*DOCUMENT SECTION*:
════════════════

The Sacrifice of Christ
Think of the ultimate example: Jesus Christ. His love for the Church was not about meeting His needs but about His selfless giving, even unto death (Ephesians 5:25). Our marriages are meant to reflect this unconditional love. When we approach our spouse with a giving heart, seeking to understand, serve, and uplift them, we align ourselves with God's design.
Apologetics in Action:
When the world questions the validity and beauty of Christian marriage, our lives should be a testament to its transformative power. A marriage characterized by mutual giving, even amidst challenges, stands as a powerful apologetic for the love of Christ. It demonstrates that a relationship centered on selfless love and sacrifice can indeed flourish.
Ministry and Church Focus:
As a church, we are responsible for supporting and equipping couples to cultivate this giving spirit. Through pre-marital counseling, marriage enrichment programs, and simply being a community that models Christ-like love, we can help marriages navigate the complexities of life and move away from volatile patterns.

════════════════

*DATA RECORDS*:
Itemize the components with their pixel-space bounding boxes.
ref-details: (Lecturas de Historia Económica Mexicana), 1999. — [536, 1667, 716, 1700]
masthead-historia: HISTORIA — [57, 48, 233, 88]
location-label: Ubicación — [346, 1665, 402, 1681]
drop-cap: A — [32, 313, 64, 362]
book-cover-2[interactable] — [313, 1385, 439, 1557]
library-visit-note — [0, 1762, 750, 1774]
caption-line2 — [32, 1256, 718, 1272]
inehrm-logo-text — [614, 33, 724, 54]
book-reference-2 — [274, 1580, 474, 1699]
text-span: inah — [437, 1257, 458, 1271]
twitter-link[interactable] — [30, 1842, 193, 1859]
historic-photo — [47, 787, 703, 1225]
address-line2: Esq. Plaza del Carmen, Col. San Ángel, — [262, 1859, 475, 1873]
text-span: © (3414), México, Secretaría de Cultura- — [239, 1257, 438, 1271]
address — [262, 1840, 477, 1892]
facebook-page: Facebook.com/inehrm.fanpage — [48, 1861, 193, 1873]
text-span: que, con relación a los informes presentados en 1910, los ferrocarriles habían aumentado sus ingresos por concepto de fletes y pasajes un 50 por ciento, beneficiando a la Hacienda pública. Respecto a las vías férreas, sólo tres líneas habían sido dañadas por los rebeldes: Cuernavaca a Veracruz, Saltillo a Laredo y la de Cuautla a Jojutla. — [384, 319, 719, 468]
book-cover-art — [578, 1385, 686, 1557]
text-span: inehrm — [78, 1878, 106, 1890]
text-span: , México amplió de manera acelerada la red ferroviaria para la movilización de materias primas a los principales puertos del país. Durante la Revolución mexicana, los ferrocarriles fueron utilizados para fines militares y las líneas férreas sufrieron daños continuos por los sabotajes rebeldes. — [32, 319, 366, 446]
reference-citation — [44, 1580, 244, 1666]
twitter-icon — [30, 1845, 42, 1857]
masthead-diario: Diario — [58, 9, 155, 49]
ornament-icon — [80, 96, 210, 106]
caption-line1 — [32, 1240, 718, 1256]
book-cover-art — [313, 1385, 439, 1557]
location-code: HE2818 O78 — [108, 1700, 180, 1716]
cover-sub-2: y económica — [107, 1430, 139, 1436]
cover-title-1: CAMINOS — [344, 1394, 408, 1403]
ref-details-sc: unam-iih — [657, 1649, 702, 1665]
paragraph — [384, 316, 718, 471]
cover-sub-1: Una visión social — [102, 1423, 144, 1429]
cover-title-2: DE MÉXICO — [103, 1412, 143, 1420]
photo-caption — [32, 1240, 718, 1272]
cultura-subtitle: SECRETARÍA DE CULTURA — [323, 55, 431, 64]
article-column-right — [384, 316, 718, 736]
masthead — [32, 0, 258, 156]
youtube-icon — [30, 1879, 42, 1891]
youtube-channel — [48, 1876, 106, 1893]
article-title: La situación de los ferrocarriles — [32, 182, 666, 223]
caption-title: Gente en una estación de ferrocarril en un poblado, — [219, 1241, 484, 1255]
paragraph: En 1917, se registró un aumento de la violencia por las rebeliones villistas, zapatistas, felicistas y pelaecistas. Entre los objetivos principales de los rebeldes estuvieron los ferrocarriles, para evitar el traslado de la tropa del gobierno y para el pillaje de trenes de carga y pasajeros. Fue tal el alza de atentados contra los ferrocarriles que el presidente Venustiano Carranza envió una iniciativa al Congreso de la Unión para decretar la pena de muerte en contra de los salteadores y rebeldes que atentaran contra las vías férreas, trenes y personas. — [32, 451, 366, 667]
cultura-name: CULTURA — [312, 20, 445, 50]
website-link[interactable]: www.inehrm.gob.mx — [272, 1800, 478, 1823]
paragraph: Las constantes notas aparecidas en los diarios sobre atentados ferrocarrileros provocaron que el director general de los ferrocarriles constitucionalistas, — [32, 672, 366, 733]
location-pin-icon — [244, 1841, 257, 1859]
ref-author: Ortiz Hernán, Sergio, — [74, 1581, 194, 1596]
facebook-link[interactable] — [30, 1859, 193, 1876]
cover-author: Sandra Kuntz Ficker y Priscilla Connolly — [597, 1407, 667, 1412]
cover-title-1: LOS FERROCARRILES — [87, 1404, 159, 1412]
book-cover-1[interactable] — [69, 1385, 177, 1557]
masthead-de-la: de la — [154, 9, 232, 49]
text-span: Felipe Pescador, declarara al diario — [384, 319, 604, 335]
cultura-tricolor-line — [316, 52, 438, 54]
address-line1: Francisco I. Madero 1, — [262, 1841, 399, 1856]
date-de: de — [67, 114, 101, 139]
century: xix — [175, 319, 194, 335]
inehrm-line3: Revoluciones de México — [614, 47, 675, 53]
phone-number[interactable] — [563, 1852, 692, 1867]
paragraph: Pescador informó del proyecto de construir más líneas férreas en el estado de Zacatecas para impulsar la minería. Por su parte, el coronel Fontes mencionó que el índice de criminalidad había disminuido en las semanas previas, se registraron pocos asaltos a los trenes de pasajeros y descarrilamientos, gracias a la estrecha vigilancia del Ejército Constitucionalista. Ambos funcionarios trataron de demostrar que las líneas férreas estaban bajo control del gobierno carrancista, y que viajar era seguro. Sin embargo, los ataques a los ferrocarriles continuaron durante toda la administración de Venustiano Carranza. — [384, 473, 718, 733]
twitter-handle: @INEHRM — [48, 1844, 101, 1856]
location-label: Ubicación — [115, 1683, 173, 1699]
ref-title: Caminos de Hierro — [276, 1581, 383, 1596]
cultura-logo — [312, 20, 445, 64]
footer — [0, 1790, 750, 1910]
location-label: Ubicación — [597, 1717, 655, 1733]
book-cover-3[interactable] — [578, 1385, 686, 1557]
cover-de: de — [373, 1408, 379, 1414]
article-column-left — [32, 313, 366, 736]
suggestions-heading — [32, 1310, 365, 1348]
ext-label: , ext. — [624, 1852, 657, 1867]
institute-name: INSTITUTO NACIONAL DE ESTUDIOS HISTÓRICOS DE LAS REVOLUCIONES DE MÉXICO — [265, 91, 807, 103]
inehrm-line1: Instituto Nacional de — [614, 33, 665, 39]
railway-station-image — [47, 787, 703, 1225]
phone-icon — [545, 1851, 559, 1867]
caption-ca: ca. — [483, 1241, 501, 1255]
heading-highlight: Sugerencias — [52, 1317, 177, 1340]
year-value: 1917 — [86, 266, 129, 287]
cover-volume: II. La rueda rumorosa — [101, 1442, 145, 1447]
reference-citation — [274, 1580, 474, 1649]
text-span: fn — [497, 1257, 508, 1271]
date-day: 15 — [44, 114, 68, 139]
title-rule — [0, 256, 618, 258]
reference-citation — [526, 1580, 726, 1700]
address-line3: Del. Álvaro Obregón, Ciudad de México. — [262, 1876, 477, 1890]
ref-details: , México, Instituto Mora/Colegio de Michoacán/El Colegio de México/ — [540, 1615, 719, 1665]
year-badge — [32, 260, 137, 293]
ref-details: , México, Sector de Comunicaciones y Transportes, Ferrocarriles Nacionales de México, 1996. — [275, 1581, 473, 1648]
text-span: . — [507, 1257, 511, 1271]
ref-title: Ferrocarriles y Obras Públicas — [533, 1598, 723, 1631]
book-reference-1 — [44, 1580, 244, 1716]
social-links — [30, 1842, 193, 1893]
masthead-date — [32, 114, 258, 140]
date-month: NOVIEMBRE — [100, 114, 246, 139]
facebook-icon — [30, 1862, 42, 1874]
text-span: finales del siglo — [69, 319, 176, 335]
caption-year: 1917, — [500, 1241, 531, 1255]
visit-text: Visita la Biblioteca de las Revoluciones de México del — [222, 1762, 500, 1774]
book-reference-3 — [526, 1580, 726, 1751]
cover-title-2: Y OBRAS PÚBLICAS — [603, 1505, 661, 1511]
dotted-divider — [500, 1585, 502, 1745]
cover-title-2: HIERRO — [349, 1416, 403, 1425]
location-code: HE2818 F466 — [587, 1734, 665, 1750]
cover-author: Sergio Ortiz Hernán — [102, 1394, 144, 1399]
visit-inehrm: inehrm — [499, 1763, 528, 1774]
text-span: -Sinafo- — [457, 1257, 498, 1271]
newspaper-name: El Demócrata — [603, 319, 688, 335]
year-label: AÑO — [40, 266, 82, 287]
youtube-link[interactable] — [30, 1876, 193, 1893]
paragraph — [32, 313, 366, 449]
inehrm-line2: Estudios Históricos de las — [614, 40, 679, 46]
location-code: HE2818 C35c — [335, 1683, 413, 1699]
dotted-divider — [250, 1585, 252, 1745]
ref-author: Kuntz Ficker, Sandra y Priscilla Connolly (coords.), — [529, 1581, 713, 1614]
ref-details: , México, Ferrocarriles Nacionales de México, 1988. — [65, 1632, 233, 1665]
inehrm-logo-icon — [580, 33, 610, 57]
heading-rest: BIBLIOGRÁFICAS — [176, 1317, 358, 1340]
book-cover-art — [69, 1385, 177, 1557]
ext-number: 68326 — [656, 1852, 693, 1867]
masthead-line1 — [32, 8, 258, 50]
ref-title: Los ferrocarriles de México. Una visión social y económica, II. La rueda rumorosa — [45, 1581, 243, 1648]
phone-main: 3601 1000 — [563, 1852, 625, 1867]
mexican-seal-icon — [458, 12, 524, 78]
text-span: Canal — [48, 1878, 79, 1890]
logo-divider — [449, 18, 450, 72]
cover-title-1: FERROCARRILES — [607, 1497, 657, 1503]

════════════════

*TASK GOAL*: Reproduce the full text on Christ's sacrifice and marriage word for word, including every heading. The items are separate material and have no connection to the text on Christ's sacrifice and marriage.

*EXERCISE RESPONSE*:
The Sacrifice of Christ
Think of the ultimate example: Jesus Christ. His love for the Church was not about meeting His needs but about His selfless giving, even unto death (Ephesians 5:25). Our marriages are meant to reflect this unconditional love. When we approach our spouse with a giving heart, seeking to understand, serve, and uplift them, we align ourselves with God's design.
Apologetics in Action:
When the world questions the validity and beauty of Christian marriage, our lives should be a testament to its transformative power. A marriage characterized by mutual giving, even amidst challenges, stands as a powerful apologetic for the love of Christ. It demonstrates that a relationship centered on selfless love and sacrifice can indeed flourish.
Ministry and Church Focus:
As a church, we are responsible for supporting and equipping couples to cultivate this giving spirit. Through pre-marital counseling, marriage enrichment programs, and simply being a community that models Christ-like love, we can help marriages navigate the complexities of life and move away from volatile patterns.